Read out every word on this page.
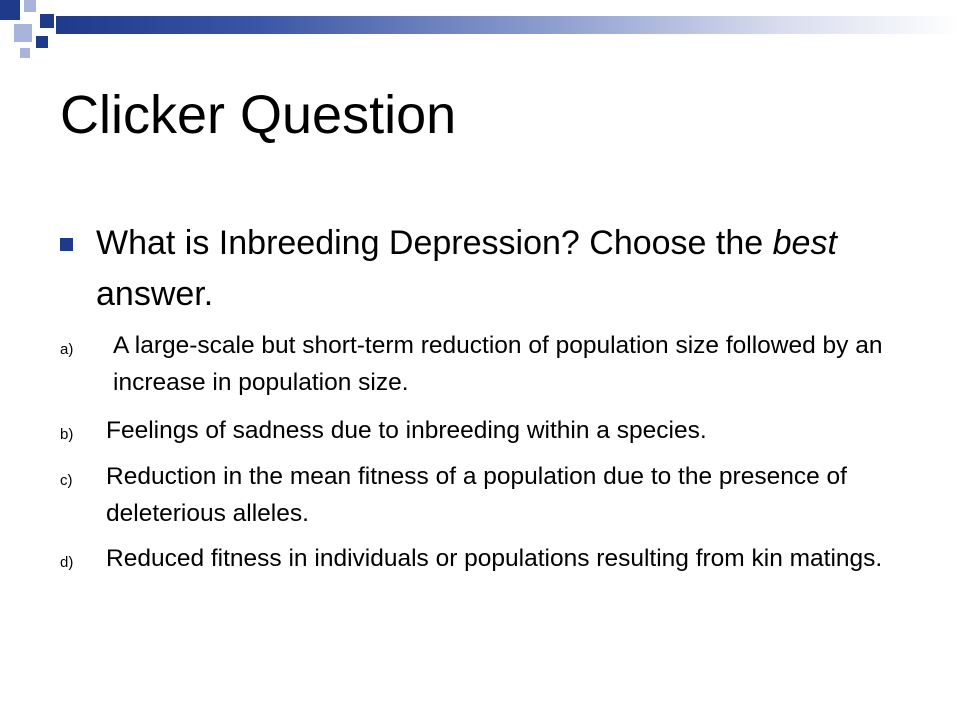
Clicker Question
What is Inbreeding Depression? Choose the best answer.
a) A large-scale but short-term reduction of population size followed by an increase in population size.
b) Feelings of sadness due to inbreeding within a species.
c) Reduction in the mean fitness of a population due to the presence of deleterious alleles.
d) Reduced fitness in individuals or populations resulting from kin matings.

........

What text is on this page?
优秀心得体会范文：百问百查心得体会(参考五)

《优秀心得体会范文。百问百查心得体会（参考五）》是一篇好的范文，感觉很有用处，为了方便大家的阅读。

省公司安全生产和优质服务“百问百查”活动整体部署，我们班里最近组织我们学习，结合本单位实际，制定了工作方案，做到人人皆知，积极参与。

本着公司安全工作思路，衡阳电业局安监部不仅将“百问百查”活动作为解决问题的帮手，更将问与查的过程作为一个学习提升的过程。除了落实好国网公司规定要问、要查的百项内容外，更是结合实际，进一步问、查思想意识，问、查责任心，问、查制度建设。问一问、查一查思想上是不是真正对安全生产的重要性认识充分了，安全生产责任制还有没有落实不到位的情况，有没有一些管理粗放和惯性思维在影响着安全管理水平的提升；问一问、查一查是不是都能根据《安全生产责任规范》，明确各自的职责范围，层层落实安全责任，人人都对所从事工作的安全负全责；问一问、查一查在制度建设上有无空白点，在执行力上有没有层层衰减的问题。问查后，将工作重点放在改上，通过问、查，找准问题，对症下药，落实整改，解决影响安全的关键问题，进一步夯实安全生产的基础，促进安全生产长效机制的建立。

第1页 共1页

........

Written request: Filter the records down to the lines that contain the string "优秀心得体会范文", and copy those lines.

Worked answer:
优秀心得体会范文：百问百查心得体会(参考五)
《优秀心得体会范文。百问百查心得体会（参考五）》是一篇好的范文，感觉很有用处，为了方便大家的阅读。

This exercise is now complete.